PROBLEM
Answer with a single number: the count of lines that include the string "DesktopBackground".

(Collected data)
· · · · · · ·

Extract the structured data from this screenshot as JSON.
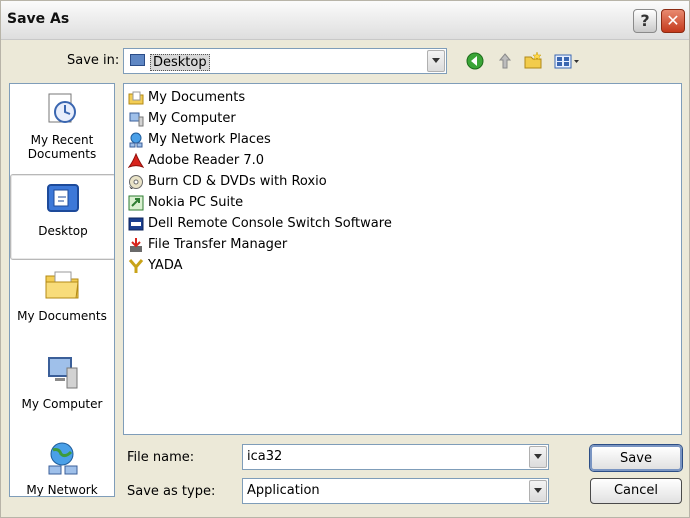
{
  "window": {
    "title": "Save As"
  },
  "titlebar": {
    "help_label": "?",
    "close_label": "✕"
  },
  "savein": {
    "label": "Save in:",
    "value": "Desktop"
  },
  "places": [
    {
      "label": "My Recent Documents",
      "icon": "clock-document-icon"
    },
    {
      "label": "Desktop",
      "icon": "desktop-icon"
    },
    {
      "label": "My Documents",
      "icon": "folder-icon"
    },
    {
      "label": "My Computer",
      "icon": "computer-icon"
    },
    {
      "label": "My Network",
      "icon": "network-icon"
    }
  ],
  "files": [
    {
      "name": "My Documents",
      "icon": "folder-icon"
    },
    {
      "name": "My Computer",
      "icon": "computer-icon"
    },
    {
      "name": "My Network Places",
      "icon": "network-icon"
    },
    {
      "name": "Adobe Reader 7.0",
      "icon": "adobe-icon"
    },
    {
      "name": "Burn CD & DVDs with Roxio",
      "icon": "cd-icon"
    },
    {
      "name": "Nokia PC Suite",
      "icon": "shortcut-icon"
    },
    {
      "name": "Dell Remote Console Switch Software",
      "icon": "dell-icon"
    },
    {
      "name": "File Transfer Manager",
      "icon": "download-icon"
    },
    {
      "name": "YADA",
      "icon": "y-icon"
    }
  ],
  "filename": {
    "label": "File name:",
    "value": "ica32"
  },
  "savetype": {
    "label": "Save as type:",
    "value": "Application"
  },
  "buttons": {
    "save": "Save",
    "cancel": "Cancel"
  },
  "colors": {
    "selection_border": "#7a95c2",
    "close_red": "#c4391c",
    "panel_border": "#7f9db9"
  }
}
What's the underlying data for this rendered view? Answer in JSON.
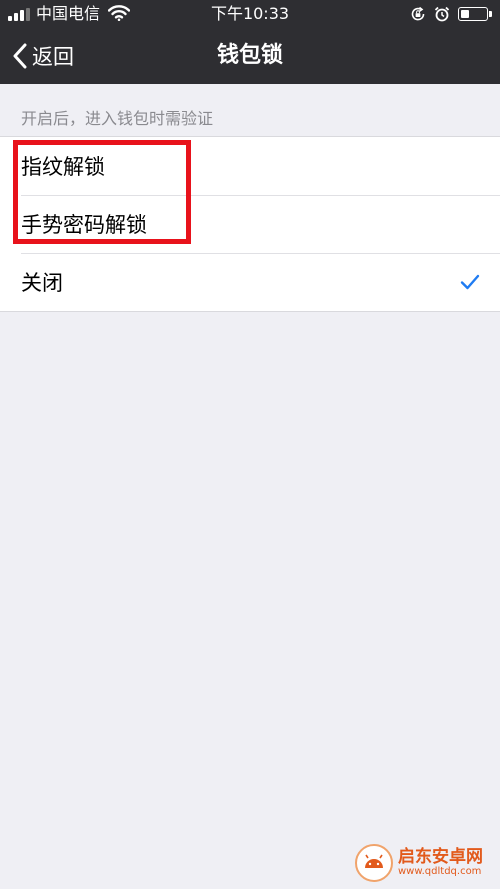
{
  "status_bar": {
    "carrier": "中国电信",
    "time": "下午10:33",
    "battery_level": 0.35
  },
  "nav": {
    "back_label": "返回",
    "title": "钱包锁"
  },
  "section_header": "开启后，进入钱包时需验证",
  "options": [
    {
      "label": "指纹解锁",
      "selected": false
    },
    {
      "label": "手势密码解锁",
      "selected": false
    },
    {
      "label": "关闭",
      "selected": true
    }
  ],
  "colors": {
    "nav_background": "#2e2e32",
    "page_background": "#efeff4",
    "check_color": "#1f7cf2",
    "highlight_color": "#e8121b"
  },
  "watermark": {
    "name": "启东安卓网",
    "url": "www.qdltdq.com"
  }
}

· · · · · · ·

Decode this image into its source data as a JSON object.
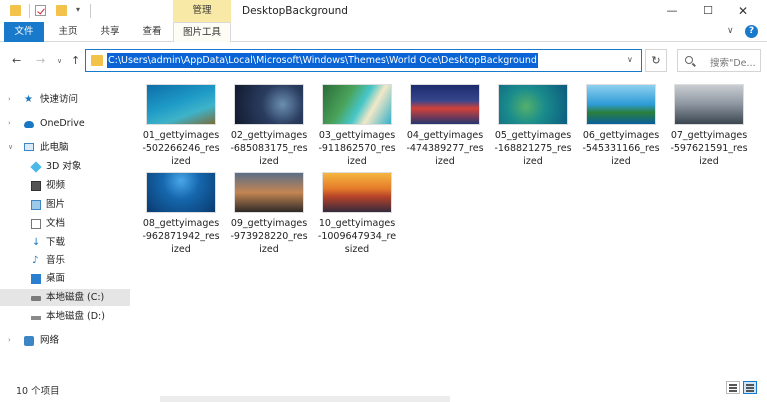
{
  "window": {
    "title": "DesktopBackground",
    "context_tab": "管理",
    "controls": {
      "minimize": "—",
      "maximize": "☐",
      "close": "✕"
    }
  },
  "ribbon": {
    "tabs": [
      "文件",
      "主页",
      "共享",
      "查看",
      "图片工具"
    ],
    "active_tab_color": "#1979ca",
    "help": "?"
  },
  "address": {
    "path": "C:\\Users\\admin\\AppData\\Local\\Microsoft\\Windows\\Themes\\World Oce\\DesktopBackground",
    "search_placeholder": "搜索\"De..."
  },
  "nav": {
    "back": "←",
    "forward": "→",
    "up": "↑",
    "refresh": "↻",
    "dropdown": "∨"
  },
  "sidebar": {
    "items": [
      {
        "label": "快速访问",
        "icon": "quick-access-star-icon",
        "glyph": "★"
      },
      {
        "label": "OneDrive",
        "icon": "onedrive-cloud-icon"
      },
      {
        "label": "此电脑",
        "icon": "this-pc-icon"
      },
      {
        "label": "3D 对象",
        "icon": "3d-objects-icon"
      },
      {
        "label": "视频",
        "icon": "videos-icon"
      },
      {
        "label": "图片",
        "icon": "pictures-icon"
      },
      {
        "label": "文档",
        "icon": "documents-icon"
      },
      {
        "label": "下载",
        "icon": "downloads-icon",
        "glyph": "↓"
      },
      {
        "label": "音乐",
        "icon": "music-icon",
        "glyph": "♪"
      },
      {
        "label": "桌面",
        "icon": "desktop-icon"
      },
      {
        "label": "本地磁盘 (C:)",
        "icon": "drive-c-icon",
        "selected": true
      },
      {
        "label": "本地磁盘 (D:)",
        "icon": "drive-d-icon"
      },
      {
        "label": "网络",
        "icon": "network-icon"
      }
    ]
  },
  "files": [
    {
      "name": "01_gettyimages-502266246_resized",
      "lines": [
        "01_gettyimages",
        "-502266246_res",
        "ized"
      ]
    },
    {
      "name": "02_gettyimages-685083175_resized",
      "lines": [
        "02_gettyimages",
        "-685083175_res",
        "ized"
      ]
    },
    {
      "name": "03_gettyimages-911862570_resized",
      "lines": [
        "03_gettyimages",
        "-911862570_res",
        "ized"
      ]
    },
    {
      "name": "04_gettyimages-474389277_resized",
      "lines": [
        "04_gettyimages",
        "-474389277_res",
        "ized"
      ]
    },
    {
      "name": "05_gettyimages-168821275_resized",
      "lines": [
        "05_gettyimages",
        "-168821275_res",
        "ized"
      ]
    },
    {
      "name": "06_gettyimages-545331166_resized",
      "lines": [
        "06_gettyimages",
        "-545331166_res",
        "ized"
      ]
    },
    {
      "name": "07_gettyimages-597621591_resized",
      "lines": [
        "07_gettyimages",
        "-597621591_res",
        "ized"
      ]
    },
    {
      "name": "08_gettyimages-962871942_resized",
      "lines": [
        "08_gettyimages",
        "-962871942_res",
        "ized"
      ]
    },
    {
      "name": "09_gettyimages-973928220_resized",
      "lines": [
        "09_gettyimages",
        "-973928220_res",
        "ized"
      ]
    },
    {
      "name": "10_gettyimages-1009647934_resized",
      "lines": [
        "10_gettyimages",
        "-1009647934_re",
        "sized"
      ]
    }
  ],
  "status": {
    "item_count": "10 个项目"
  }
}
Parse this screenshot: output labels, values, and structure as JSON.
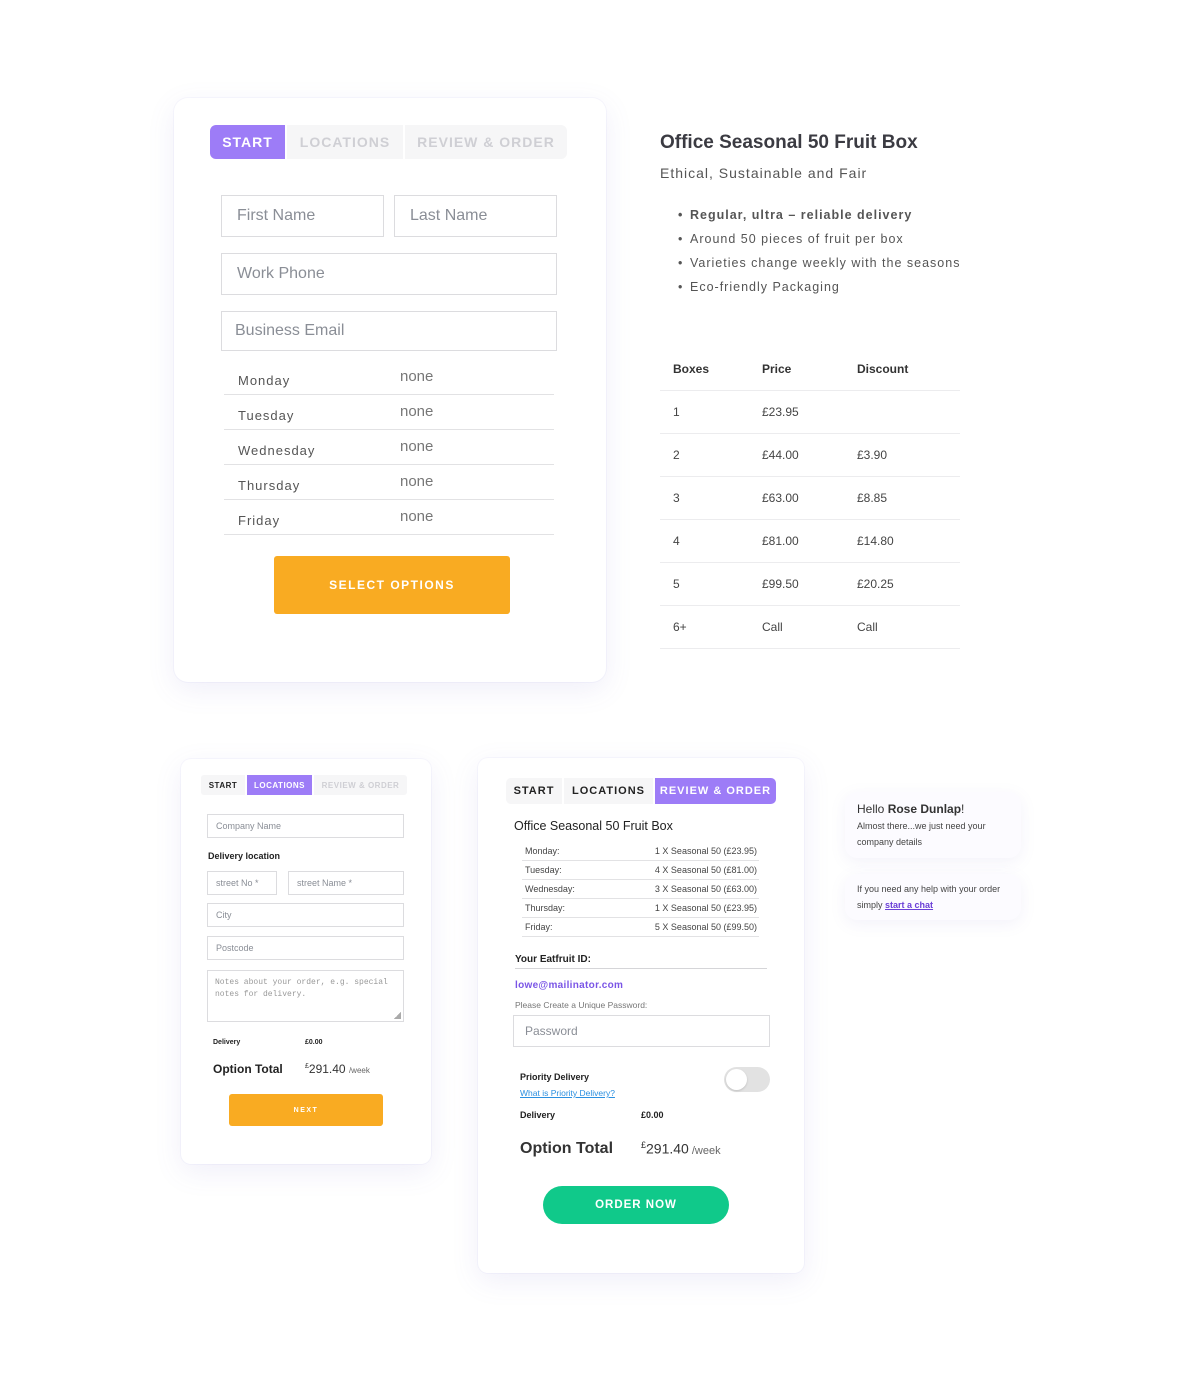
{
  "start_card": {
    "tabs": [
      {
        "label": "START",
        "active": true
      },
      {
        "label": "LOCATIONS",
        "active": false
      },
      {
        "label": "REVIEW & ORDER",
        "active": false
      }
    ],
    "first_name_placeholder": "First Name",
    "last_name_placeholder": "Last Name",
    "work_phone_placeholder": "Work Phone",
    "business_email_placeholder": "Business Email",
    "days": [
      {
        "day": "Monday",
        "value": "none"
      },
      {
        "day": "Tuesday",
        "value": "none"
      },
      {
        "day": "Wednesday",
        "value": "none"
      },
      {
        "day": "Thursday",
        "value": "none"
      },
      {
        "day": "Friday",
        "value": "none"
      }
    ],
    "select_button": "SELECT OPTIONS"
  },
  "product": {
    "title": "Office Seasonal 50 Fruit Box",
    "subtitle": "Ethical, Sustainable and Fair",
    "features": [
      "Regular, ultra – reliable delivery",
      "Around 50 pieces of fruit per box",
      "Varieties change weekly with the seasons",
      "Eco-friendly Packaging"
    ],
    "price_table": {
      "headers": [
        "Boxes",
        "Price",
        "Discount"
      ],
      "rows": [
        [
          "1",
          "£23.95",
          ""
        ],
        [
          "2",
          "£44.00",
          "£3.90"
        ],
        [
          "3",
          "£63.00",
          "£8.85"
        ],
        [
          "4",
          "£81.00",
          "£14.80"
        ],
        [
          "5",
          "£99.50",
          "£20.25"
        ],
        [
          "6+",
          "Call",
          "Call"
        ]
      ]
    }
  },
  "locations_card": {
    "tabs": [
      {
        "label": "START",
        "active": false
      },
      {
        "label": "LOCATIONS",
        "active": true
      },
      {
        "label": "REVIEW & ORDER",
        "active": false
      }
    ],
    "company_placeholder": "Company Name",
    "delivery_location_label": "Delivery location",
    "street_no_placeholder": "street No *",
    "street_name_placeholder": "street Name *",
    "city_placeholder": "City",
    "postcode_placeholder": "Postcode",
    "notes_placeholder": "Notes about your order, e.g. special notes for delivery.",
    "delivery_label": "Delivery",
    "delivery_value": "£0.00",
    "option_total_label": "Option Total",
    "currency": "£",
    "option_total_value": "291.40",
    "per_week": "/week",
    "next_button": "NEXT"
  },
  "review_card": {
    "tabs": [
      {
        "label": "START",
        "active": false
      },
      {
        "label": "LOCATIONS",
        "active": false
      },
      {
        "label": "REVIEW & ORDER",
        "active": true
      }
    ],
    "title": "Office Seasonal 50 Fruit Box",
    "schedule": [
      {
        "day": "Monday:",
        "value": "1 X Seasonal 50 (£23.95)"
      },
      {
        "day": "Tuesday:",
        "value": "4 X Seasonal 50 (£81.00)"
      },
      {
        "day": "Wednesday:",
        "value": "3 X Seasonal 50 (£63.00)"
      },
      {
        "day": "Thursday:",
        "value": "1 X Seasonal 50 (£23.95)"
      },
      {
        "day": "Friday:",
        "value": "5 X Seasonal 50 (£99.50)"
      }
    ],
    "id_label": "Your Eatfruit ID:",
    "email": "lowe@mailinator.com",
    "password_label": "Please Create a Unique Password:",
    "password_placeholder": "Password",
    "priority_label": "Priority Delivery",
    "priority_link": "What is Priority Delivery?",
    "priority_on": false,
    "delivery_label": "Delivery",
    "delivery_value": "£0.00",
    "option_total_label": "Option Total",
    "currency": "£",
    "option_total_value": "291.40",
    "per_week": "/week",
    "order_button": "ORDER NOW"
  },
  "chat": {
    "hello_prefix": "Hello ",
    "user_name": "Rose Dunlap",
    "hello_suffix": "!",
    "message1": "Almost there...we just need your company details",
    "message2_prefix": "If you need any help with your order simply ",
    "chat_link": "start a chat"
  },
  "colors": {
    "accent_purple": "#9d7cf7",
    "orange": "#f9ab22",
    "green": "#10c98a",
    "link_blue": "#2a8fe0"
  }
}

· · · · · · ·

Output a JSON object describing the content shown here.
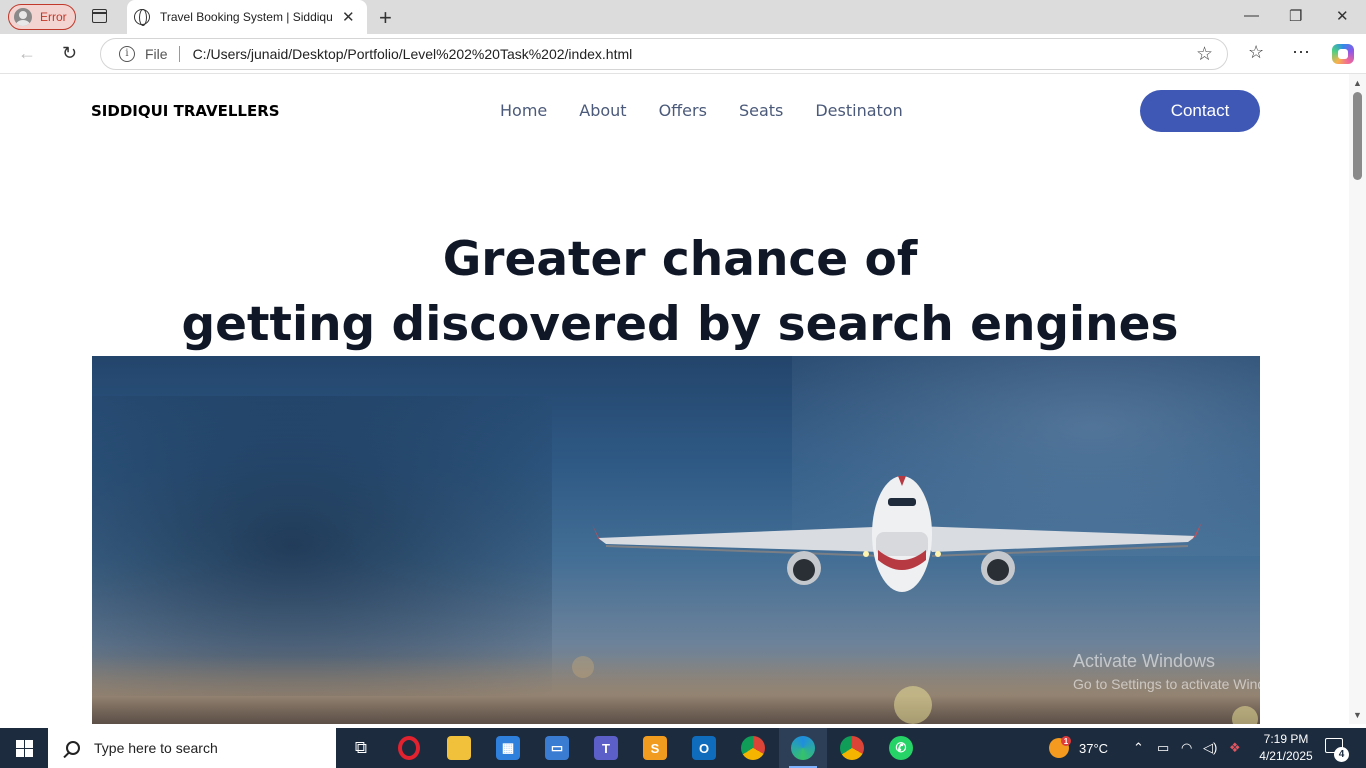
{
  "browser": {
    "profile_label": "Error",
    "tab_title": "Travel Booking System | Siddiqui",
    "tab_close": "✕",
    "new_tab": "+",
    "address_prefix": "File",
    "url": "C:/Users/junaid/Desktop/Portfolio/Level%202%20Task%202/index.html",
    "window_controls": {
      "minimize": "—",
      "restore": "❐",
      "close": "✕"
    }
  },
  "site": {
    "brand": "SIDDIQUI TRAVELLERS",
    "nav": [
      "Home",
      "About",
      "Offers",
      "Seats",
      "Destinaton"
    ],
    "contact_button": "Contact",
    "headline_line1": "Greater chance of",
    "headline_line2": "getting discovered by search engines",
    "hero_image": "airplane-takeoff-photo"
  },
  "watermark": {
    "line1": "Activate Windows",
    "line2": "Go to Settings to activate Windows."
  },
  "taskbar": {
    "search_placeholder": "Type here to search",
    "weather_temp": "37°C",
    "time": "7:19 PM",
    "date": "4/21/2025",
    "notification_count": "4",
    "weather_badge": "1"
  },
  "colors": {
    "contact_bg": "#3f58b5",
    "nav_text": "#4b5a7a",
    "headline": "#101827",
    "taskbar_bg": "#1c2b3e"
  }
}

· · · · · · ·

FINISHED ANSWER
2